Stored records:
"""
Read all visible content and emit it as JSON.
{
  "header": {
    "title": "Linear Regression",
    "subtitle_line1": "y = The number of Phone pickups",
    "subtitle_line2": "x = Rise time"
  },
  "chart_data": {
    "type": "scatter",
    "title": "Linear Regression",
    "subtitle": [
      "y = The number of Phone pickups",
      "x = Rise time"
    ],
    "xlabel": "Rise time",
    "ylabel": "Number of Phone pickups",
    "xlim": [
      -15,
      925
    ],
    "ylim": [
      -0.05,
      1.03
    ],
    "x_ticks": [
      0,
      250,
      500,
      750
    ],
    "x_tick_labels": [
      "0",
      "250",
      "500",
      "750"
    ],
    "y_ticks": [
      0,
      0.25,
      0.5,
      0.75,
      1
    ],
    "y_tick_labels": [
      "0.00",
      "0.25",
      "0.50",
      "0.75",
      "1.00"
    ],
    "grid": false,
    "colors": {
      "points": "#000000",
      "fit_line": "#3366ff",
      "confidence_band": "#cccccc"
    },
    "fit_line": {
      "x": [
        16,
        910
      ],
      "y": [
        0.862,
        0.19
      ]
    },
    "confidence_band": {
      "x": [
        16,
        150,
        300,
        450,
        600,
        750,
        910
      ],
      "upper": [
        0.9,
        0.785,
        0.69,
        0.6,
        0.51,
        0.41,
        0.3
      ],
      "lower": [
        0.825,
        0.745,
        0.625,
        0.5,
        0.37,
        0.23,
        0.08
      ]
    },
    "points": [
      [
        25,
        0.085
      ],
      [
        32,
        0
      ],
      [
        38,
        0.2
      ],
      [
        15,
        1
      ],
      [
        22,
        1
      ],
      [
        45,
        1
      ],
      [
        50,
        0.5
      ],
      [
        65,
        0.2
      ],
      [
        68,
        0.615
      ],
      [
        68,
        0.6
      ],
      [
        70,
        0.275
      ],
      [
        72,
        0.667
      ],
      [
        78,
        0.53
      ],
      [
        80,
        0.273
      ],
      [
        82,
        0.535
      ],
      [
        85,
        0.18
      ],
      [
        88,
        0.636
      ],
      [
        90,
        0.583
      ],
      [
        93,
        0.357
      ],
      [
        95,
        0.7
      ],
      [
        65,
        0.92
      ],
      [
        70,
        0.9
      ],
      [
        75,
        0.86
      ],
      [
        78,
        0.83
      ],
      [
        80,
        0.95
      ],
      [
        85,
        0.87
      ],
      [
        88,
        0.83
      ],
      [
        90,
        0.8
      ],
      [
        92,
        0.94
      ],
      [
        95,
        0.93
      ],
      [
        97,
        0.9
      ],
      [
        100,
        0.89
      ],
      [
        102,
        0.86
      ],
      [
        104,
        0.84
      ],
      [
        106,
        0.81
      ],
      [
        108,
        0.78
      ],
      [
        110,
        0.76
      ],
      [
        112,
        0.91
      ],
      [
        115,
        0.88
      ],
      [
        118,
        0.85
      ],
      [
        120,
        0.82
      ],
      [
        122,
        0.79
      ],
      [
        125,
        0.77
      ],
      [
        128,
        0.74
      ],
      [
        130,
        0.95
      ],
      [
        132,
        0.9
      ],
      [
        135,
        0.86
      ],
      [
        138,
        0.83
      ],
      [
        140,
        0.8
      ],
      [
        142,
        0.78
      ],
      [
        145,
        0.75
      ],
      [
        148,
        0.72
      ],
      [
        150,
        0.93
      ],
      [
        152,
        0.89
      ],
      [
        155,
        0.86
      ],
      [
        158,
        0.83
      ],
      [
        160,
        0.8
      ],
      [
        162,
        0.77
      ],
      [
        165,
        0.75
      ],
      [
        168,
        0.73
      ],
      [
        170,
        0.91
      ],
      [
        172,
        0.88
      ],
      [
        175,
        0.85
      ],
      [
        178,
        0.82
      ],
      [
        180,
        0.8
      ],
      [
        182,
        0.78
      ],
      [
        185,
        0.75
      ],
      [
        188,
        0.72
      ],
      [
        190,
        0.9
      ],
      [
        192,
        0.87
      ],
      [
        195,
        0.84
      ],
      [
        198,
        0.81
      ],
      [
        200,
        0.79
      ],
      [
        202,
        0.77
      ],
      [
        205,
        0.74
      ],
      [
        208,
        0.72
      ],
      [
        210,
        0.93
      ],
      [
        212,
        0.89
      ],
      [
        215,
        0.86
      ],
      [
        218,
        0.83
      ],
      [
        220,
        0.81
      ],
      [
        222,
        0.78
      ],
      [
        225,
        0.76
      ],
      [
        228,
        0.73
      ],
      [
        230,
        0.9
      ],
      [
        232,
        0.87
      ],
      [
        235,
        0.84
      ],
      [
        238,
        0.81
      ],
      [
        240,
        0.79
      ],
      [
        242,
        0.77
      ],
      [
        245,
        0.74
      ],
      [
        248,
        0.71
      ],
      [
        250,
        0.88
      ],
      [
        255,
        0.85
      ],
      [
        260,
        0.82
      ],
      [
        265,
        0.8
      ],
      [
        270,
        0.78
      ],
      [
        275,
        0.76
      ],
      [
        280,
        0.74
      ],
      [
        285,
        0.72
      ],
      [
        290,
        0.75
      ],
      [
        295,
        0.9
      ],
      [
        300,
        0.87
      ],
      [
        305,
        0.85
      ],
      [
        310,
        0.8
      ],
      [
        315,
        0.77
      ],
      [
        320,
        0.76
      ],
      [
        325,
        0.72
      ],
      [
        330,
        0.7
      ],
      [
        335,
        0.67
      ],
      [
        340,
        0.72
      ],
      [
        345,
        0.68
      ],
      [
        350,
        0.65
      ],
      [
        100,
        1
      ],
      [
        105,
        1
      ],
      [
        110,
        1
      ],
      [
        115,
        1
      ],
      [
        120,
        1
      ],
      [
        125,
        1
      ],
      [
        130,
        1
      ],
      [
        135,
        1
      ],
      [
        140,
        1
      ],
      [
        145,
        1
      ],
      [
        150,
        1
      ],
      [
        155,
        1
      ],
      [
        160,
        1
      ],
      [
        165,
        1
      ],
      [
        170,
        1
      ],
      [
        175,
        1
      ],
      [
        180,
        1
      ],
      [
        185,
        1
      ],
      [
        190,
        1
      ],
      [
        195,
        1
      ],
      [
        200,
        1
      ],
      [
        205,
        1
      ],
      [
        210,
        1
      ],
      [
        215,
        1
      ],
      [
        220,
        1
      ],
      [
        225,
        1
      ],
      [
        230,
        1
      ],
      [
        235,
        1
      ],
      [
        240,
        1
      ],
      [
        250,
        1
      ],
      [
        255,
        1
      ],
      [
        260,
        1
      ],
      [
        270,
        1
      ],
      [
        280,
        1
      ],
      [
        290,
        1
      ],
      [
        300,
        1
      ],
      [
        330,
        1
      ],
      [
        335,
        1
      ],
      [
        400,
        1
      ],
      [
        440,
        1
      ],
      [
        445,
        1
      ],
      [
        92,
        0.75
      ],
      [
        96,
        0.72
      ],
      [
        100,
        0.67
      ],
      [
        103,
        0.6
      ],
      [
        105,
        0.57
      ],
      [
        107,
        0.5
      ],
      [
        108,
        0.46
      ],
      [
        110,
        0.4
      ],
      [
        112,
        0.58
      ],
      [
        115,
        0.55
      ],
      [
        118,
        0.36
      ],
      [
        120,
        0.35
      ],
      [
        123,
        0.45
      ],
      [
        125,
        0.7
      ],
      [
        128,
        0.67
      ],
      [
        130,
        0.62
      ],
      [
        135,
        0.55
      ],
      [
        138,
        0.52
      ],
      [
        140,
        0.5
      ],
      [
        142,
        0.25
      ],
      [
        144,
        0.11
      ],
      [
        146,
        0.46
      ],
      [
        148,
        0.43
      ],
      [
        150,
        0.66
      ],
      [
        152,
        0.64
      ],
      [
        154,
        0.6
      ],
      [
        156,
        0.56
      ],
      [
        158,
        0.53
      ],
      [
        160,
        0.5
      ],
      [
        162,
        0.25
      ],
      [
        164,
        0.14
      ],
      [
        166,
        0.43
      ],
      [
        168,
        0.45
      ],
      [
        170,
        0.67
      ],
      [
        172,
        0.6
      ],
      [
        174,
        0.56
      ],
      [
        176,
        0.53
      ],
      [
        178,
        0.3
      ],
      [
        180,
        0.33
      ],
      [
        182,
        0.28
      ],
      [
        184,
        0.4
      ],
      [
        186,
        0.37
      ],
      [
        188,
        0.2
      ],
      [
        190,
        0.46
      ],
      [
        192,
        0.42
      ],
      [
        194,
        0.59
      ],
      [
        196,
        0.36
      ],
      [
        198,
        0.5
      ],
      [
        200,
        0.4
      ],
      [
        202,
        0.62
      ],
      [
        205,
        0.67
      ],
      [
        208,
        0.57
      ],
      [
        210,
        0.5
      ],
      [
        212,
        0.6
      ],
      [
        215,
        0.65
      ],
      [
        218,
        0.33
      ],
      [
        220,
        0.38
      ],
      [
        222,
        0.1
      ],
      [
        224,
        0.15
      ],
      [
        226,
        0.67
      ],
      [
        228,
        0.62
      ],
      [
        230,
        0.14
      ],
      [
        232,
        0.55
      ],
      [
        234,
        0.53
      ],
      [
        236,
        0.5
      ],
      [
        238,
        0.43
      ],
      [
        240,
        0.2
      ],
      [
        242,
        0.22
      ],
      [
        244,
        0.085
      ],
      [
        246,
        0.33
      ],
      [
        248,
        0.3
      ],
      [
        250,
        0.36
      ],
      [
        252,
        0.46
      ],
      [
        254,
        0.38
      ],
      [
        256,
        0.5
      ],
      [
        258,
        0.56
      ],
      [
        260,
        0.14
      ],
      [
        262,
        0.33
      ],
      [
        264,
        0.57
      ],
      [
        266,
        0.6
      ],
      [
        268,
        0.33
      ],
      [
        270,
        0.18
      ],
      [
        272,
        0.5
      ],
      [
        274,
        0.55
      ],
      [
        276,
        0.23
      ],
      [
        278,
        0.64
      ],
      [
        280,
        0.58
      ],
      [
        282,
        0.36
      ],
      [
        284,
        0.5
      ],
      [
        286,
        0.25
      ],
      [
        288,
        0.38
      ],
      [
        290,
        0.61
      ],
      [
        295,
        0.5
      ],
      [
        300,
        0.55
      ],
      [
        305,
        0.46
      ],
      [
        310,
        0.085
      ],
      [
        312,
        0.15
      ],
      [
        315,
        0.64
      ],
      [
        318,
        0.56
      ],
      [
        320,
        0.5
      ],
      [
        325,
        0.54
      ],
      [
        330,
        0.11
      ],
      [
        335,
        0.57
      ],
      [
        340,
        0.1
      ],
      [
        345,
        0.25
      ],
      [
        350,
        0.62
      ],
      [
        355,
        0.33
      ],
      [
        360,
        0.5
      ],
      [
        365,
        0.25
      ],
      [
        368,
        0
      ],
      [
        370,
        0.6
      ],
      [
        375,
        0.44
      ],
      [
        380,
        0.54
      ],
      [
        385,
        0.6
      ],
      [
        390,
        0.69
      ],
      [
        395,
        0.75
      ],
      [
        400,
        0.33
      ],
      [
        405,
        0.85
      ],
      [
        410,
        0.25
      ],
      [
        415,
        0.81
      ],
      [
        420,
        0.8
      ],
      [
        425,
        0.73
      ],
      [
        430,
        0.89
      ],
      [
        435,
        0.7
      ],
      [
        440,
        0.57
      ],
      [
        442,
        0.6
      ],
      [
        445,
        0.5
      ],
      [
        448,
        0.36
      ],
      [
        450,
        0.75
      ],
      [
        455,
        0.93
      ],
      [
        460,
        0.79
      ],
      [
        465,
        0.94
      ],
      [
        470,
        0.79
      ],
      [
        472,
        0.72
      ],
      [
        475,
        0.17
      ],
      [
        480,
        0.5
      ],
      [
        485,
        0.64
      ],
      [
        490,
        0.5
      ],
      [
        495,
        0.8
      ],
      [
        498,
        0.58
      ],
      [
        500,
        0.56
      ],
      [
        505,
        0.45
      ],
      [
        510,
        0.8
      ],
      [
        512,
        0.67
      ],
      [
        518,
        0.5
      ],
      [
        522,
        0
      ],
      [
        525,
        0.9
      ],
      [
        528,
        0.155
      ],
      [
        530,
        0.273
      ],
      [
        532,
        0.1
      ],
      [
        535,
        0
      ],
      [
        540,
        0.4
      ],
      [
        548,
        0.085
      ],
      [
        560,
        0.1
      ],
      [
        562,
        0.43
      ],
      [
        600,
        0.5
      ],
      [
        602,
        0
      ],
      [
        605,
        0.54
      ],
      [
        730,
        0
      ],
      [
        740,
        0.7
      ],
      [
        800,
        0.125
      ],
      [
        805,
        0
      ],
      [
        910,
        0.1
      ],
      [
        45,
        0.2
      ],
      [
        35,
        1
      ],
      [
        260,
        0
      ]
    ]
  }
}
"""
## TO BE DONE
Search the listing for the string "Rise". Copy each line where it turns up.

## WRITTEN ANSWER
    "subtitle_line2": "x = Rise time"
      "x = Rise time"
    "xlabel": "Rise time",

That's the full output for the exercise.